*练习 1*
请原样抄写条目中的这些行：从含有“signal-only-line xyxy=(256,379,1385,436)”的那一行开始，到含有“x-tick-label: 2.5 xyxy=(482,721,501,735)”的那一行为止，首尾两行都要包括。

这个在jupyterbook里跑了蛮久的

4.4. 测试翻译

4.4.1. K近邻

# UNQ_C8 (UNIQUE CELL IDENTIFIER, DO NOT EDIT)
def nearest_neighbor(v, candidates, k=1):
    """
    Input:
      - v, the vector you are going find the nearest neighbor for
      - candidates: a set of vectors where we will find the neighbors
      - k: top k nearest neighbors to find
    Output:
      - k_idx: the indices of the top k closest vectors in sorted form
    """
    ### START CODE HERE (REPLACE INSTANCES OF 'None' with your code) ###
    similarity_l = []

    # for each candidate vector...
    for row in candidates:
        # get the cosine similarity
        cos_similarity = np.dot(row,v)/(np.linalg.norm(row)*np.linalg.norm(v))

        # append the similarity to the list
        similarity_l.append(cos_similarity)
        
    # sort the similarity list and get the indices of the sorted list
    sorted_ids = np.argsort(similarity_l)

    # get the indices of the k most similar candidate vectors
    k_idx = sorted_ids[k-1:]
    ### END CODE HERE ###
    return k_idx

可进行简单测试

# UNQ_C9 (UNIQUE CELL IDENTIFIER, DO NOT EDIT)
# You do not have to input any code in this cell, but it is relevant to grading, so please do not change anything

# Test your implementation:
v = np.array([1, 0, 1])
candidates = np.array([[1, 0, 5], [-2, 5, 3], [2, 0, 1], [6, -9, 5], [9, 9, 9]])
print(candidates[nearest_neighbor(v, candidates, 3)])

4.4.2. 计算accuracy

# UNQ_C10 (UNIQUE CELL IDENTIFIER, DO NOT EDIT)
def test_vocabulary(X, Y, R):
    '''
    Input:
        X: a matrix where the columns are the English embeddings.
        Y: a matrix where the columns correspong to the French embeddings.
        R: the transform matrix which translates word embeddings from
        English to French word vector space.
    Output:
        accuracy: for the English to French capitals
    '''

    ### START CODE HERE (REPLACE INSTANCES OF 'None' with your code) ###
    # The prediction is X times R
    pred = np.dot(X,R)

*练习 2*
根据短文，test_vocabulary 函数中的预测值 pred 是怎样计算的？

*条目*
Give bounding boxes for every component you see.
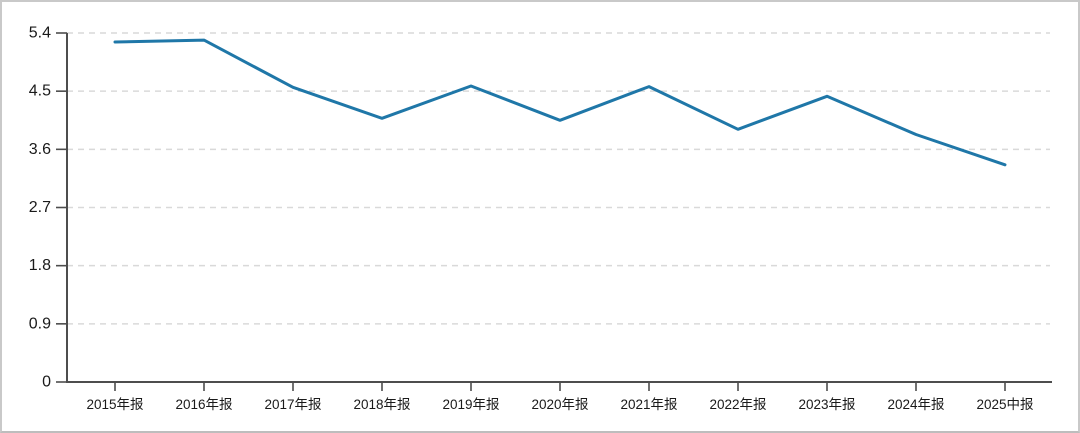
x-tick-label: 2023年报: [798, 397, 855, 412]
data-series-line: [113, 38, 1007, 167]
y-tick-label: 0.9: [29, 315, 51, 332]
x-tick-label: 2021年报: [620, 397, 677, 412]
y-tick-label: 3.6: [29, 141, 51, 158]
x-tick-label: 2015年报: [86, 397, 143, 412]
x-tick-label: 2025中报: [976, 397, 1033, 412]
x-tick-label: 2016年报: [175, 397, 232, 412]
y-tick-label: 2.7: [29, 199, 51, 216]
x-tick-label: 2018年报: [353, 397, 410, 412]
y-tick-label: 4.5: [29, 83, 51, 100]
x-tick-label: 2019年报: [442, 397, 499, 412]
x-tick-label: 2020年报: [531, 397, 588, 412]
y-tick-label: 1.8: [29, 257, 51, 274]
x-tick-label: 2024年报: [887, 397, 944, 412]
y-tick-label: 5.4: [29, 25, 51, 42]
ticks-group: [56, 32, 1006, 391]
y-tick-label: 0: [42, 374, 51, 391]
x-tick-label: 2022年报: [709, 397, 766, 412]
tick-labels-group: 0 0.9 1.8 2.7 3.6 4.5 5.4 2015年报 2016年报 2017年报 201…: [29, 25, 1034, 413]
x-tick-label: 2017年报: [264, 397, 321, 412]
gridlines-group: [67, 32, 1050, 325]
series-group: [113, 38, 1007, 167]
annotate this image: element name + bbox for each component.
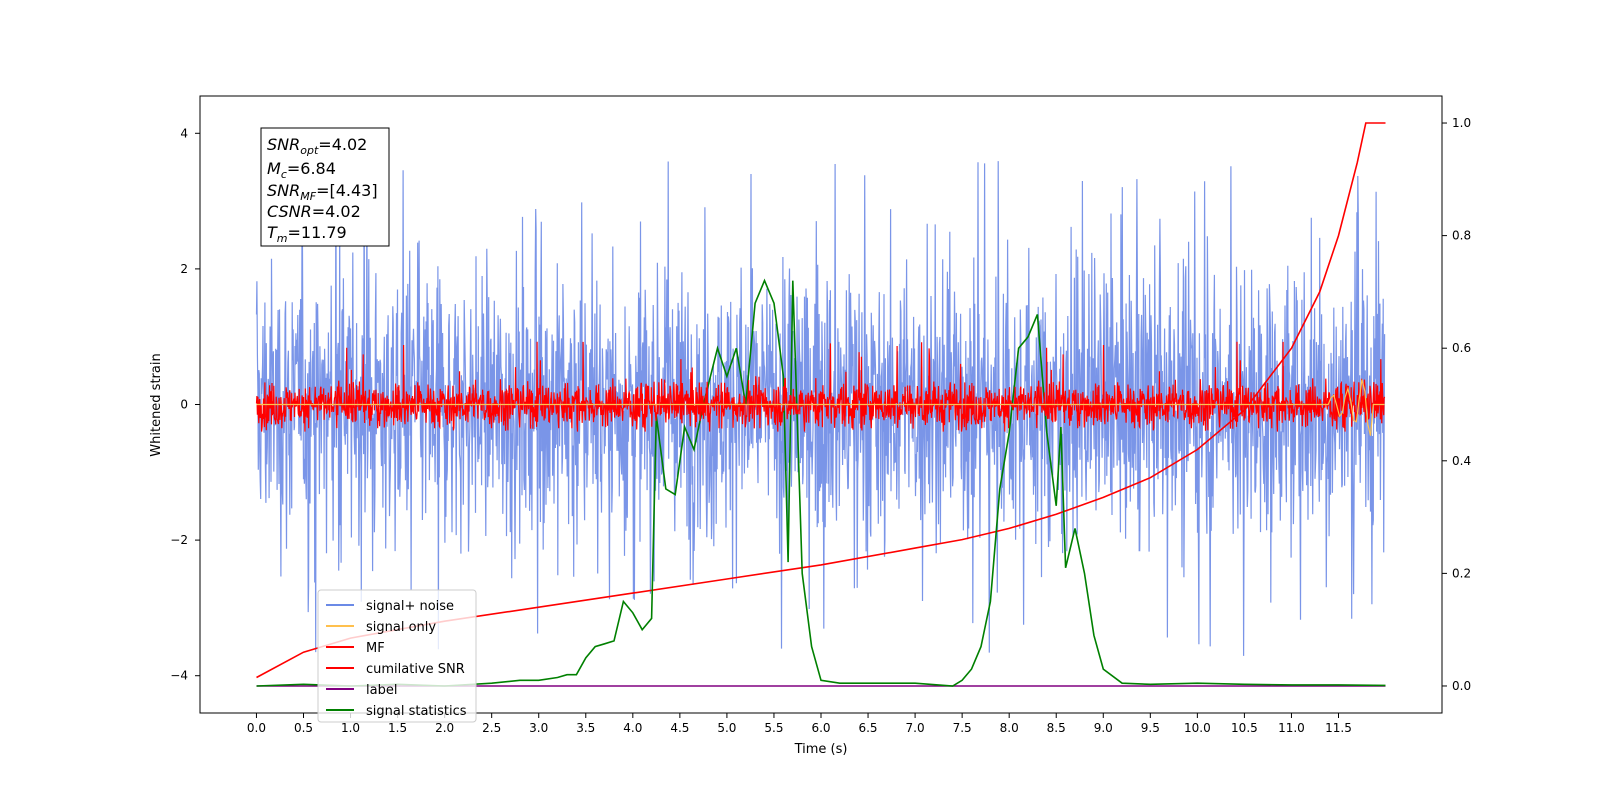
signal-only-line xyxy=(256,379,1385,436)
x-tick-label: 6.5 xyxy=(858,721,877,735)
x-tick-label: 8.5 xyxy=(1047,721,1066,735)
x-tick-label: 7.0 xyxy=(906,721,925,735)
legend-label-signal-only: signal only xyxy=(366,620,436,635)
legend-label-cumulative-snr: cumilative SNR xyxy=(366,662,465,677)
y-axis-right: 1.0 0.8 0.6 0.4 0.2 0.0 xyxy=(1442,116,1471,693)
x-tick-label: 3.0 xyxy=(529,721,548,735)
x-axis-label: Time (s) xyxy=(794,742,848,757)
y2-tick-label: 0.4 xyxy=(1452,454,1471,468)
signal-noise-series xyxy=(255,149,1386,656)
csnr-annotation: CSNR=4.02 xyxy=(267,202,361,221)
y-axis-label: Whitened strain xyxy=(149,353,164,456)
y2-tick-label: 1.0 xyxy=(1452,116,1471,130)
tm-annotation: Tm=11.79 xyxy=(267,223,347,245)
x-tick-label: 10.5 xyxy=(1231,721,1258,735)
x-tick-label: 9.5 xyxy=(1141,721,1160,735)
x-tick-label: 2.5 xyxy=(482,721,501,735)
signal-statistics-line xyxy=(256,278,1386,687)
snr-opt-annotation: SNRopt=4.02 xyxy=(267,135,367,157)
y-tick-label: −2 xyxy=(170,533,188,547)
y-tick-label: −4 xyxy=(170,669,188,683)
x-tick-label: 4.5 xyxy=(670,721,689,735)
mf-line xyxy=(255,341,1386,432)
x-tick-label: 10.0 xyxy=(1184,721,1211,735)
legend-frame xyxy=(317,589,477,723)
x-tick-label: 1.0 xyxy=(341,721,360,735)
legend-label-signal-statistics: signal statistics xyxy=(366,704,467,719)
x-tick-label: 4.0 xyxy=(623,721,642,735)
x-tick-label: 5.0 xyxy=(717,721,736,735)
x-tick-label: 5.5 xyxy=(764,721,783,735)
mc-annotation: Mc=6.84 xyxy=(267,159,336,181)
signal-only-series xyxy=(256,379,1385,436)
x-axis: 0.0 0.5 1.0 1.5 2.0 2.5 3.0 3.5 4.0 4.5 5.0 5.5 6.0 6… xyxy=(247,713,1352,735)
x-tick-label: 9.0 xyxy=(1094,721,1113,735)
x-tick-label: 8.0 xyxy=(1000,721,1019,735)
legend: signal+ noise signal only MF cumilative … xyxy=(317,589,477,723)
x-tick-label: 2.0 xyxy=(435,721,454,735)
legend-label-label: label xyxy=(366,683,397,698)
y2-tick-label: 0.8 xyxy=(1452,229,1471,243)
stats-annotation-box: SNRopt=4.02 Mc=6.84 SNRMF=[4.43] CSNR=4.… xyxy=(260,127,390,247)
y-tick-label: 2 xyxy=(180,262,188,276)
snr-mf-annotation: SNRMF=[4.43] xyxy=(267,181,378,203)
y2-tick-label: 0.6 xyxy=(1452,341,1471,355)
x-tick-label: 7.5 xyxy=(953,721,972,735)
mf-series xyxy=(255,341,1386,432)
y-tick-label: 0 xyxy=(180,398,188,412)
y2-tick-label: 0.0 xyxy=(1452,679,1471,693)
y-axis-left: 4 2 0 −2 −4 xyxy=(170,126,200,683)
legend-label-signal-noise: signal+ noise xyxy=(366,599,454,614)
cumulative-snr-line xyxy=(256,122,1386,679)
x-tick-label: 1.5 xyxy=(388,721,407,735)
x-tick-label: 11.5 xyxy=(1325,721,1352,735)
y2-tick-label: 0.2 xyxy=(1452,566,1471,580)
x-tick-label: 0.0 xyxy=(247,721,266,735)
y-tick-label: 4 xyxy=(180,126,188,140)
x-tick-label: 11.0 xyxy=(1278,721,1305,735)
signal-noise-line xyxy=(255,149,1386,656)
x-tick-label: 0.5 xyxy=(294,721,313,735)
x-tick-label: 6.0 xyxy=(811,721,830,735)
legend-label-mf: MF xyxy=(366,641,385,656)
x-tick-label: 3.5 xyxy=(576,721,595,735)
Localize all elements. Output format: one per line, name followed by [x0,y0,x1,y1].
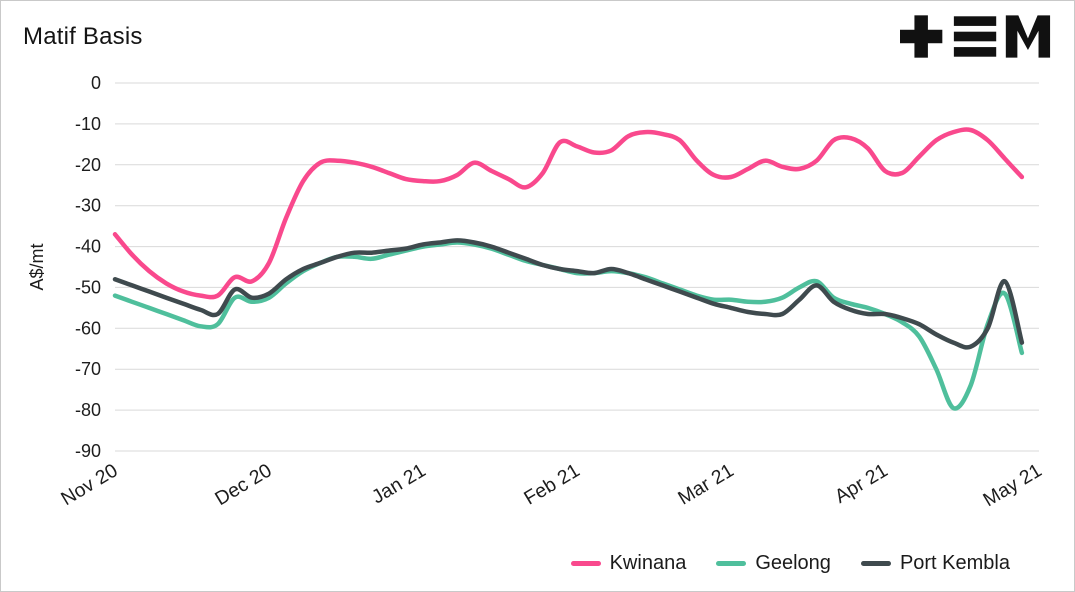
y-tick-label: 0 [91,73,101,93]
y-axis-title: A$/mt [27,243,47,290]
y-tick-label: -60 [75,318,101,338]
x-tick-label: Apr 21 [831,459,892,507]
legend-label-port-kembla: Port Kembla [899,552,1010,574]
legend-item-geelong: Geelong [716,552,831,575]
legend-item-port-kembla: Port Kembla [860,552,1010,575]
tem-logo-icon [900,15,1051,58]
y-tick-label: -50 [75,277,101,297]
y-tick-label: -20 [75,155,101,175]
equals-glyph [953,16,997,57]
chart-legend: Kwinana Geelong Port Kembla [570,552,1010,575]
y-tick-label: -40 [75,237,101,257]
tem-logo [900,15,1052,58]
y-tick-label: -30 [75,196,101,216]
x-tick-label: Feb 21 [520,459,583,509]
x-tick-label: Jan 21 [368,459,430,508]
legend-item-kwinana: Kwinana [570,552,687,575]
series-line-kwinana [112,127,1025,300]
y-tick-label: -80 [75,400,101,420]
series-line-port-kembla [112,238,1025,350]
x-tick-label: Dec 20 [211,459,275,510]
legend-label-kwinana: Kwinana [609,552,687,574]
y-tick-label: -10 [75,114,101,134]
legend-label-geelong: Geelong [755,552,831,574]
x-tick-label: Mar 21 [674,459,737,509]
legend-swatch-port-kembla [860,561,891,566]
x-tick-label: May 21 [979,459,1045,511]
y-axis-labels: 0 -10 -20 -30 -40 -50 -60 -70 -80 -90 [75,73,101,461]
chart-title: Matif Basis [23,23,143,50]
gridlines [115,82,1039,452]
x-axis-labels: Nov 20 Dec 20 Jan 21 Feb 21 Mar 21 Apr 21 May … [57,459,1045,511]
legend-swatch-geelong [716,561,747,566]
x-tick-label: Nov 20 [57,459,121,510]
plus-glyph [900,15,943,58]
m-glyph [1005,15,1051,58]
y-tick-label: -70 [75,359,101,379]
y-tick-label: -90 [75,441,101,461]
series-line-geelong [112,240,1025,411]
legend-swatch-kwinana [570,561,601,566]
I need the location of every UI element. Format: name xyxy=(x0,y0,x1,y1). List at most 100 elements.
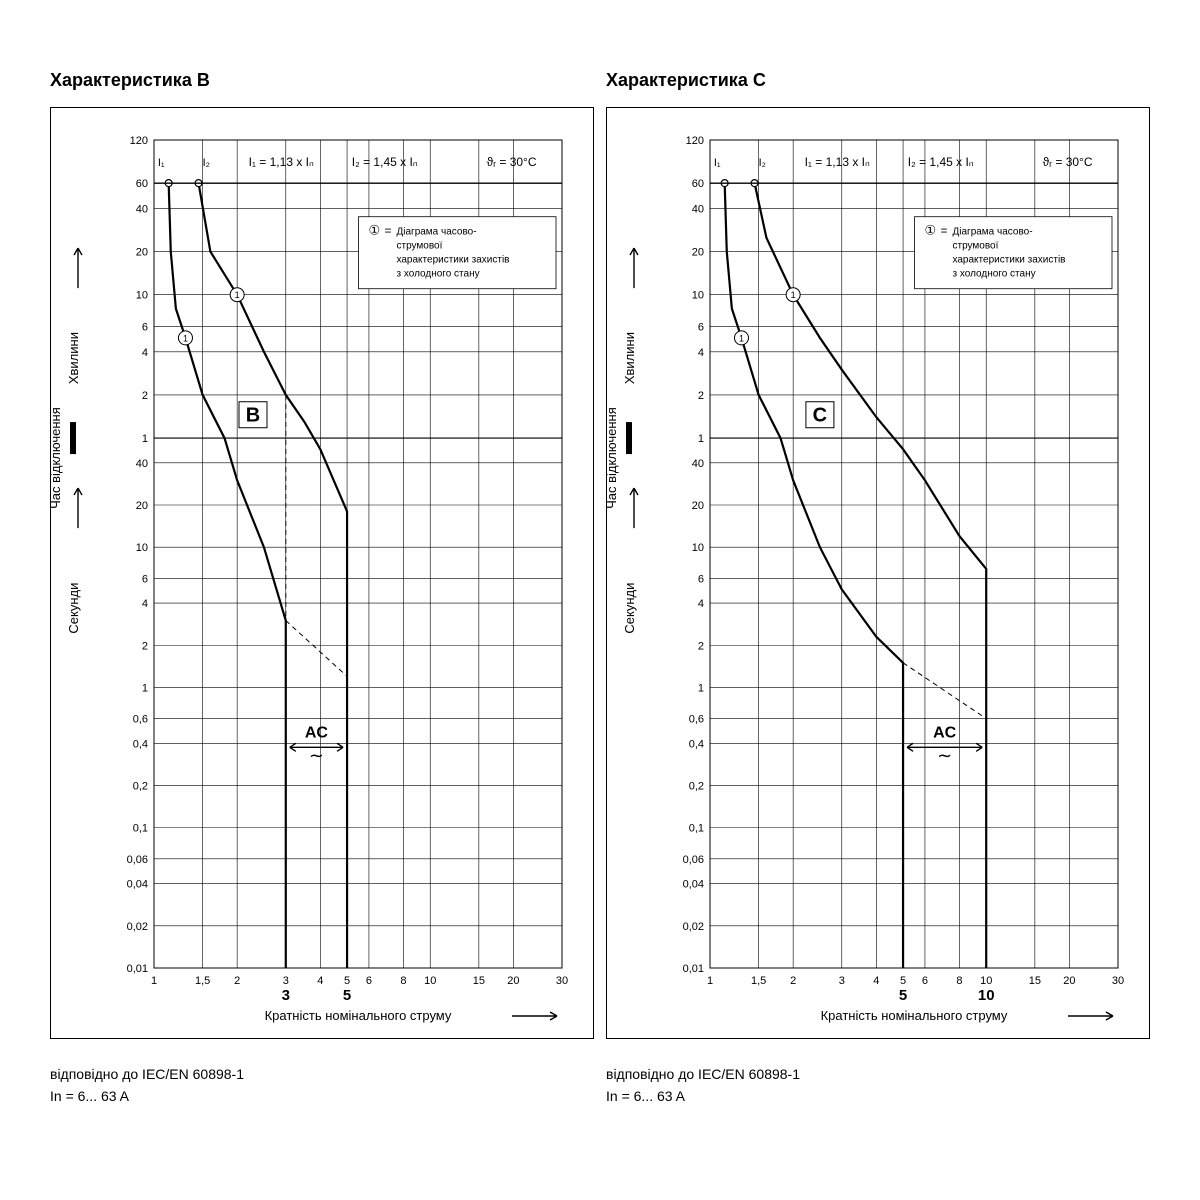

*正确答案 1*
signal-only-line xyxy=(256,379,1385,436)
x-tick-label: 6.5 xyxy=(858,721,877,735)
x-tick-label: 8.5 xyxy=(1047,721,1066,735)
x-tick-label: 7.0 xyxy=(906,721,925,735)
legend-label-signal-only: signal only xyxy=(366,620,436,635)
legend-label-cumulative-snr: cumilative SNR xyxy=(366,662,465,677)
y-axis-right: 1.0 0.8 0.6 0.4 0.2 0.0 xyxy=(1442,116,1471,693)
x-tick-label: 3.0 xyxy=(529,721,548,735)
x-axis-label: Time (s) xyxy=(794,742,848,757)
y2-tick-label: 0.4 xyxy=(1452,454,1471,468)
signal-noise-series xyxy=(255,149,1386,656)
csnr-annotation: CSNR=4.02 xyxy=(267,202,361,221)
y-axis-label: Whitened strain xyxy=(149,353,164,456)
y2-tick-label: 1.0 xyxy=(1452,116,1471,130)
tm-annotation: Tm=11.79 xyxy=(267,223,347,245)
x-tick-label: 10.5 xyxy=(1231,721,1258,735)
x-tick-label: 9.5 xyxy=(1141,721,1160,735)
x-tick-label: 2.5 xyxy=(482,721,501,735)

*正确答案 2*
pred 是 X 与 R 的乘积，代码为 np.dot(X,R)。